▼▼▼
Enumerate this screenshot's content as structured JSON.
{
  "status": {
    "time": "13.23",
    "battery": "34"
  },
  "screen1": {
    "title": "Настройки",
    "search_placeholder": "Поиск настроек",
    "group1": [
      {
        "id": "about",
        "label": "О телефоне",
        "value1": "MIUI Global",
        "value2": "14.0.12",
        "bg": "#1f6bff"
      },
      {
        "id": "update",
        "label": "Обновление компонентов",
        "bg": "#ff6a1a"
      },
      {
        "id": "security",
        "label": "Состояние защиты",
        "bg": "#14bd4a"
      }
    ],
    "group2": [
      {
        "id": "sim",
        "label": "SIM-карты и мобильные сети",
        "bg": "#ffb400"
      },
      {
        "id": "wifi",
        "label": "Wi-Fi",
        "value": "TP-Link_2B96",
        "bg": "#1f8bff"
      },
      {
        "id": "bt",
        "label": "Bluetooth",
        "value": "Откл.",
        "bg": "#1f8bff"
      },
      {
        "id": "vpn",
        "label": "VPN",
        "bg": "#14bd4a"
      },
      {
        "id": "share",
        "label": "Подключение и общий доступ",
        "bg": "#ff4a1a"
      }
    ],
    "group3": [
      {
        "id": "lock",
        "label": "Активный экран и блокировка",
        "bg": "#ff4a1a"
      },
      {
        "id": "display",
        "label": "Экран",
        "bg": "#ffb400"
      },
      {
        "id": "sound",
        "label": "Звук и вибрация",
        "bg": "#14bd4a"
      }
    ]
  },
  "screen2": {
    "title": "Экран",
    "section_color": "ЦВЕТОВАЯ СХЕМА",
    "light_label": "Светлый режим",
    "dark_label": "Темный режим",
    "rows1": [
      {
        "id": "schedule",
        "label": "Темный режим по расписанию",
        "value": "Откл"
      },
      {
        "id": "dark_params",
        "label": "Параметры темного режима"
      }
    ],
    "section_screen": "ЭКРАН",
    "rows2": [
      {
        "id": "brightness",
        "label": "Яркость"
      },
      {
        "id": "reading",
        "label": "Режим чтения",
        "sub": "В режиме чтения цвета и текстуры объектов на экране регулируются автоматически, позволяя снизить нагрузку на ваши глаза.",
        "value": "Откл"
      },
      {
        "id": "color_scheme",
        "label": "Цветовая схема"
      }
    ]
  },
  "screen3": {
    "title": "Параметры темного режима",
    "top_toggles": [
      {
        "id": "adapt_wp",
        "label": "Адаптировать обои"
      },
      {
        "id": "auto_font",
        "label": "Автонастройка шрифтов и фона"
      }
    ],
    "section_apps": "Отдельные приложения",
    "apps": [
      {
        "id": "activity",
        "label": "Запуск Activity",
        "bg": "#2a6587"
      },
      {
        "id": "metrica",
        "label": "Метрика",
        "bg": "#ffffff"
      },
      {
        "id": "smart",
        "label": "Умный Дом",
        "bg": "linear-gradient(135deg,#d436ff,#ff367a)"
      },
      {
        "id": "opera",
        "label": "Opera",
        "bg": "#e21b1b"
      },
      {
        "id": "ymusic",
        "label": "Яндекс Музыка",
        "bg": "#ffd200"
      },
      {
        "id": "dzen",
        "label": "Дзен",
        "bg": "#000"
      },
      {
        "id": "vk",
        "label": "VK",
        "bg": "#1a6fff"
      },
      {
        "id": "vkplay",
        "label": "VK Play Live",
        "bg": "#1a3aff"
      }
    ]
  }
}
▲▲▲
▼▼▼
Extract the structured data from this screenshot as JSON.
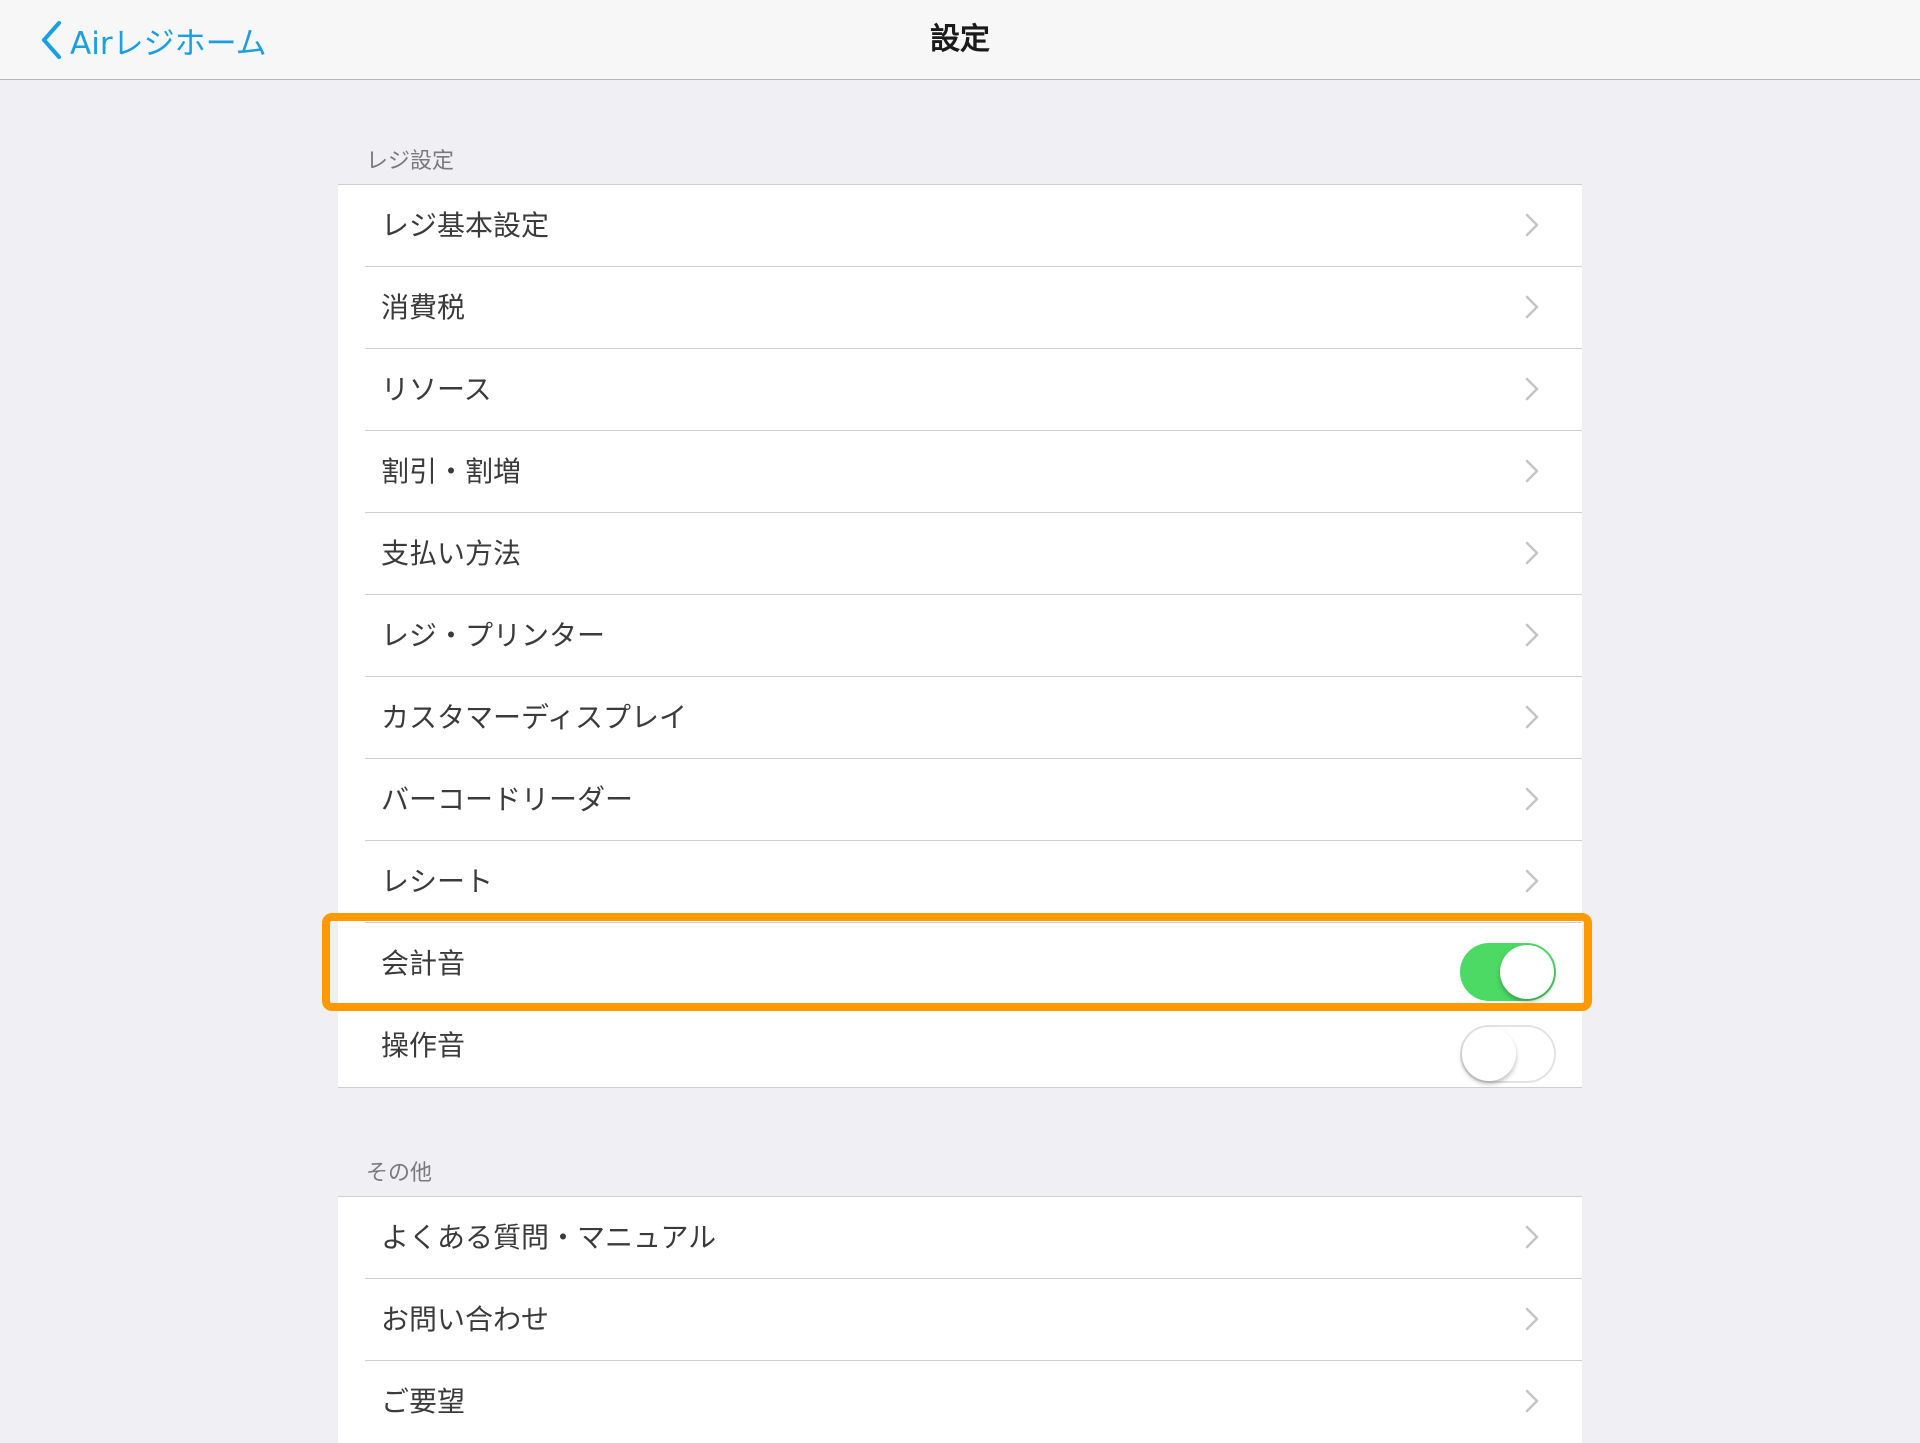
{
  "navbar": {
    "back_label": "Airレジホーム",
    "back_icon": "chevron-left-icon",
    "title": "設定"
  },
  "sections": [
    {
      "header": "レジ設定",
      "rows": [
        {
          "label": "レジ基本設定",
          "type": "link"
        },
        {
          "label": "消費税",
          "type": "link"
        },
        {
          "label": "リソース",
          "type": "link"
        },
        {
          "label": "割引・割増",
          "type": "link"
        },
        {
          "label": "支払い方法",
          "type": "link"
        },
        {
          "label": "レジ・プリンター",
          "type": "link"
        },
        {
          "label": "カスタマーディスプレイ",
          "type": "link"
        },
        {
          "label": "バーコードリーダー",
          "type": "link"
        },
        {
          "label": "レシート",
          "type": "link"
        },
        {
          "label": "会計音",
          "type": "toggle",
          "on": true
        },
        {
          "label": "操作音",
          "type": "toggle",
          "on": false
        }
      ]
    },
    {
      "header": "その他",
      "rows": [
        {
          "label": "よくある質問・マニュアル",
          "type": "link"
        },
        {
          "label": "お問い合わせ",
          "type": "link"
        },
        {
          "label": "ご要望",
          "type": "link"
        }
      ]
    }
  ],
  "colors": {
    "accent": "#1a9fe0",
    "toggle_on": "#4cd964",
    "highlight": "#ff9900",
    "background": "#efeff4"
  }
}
▲▲▲
Given request: The answer is one number: how many lines of the material above contain "JSON".

Answer to this problem: 2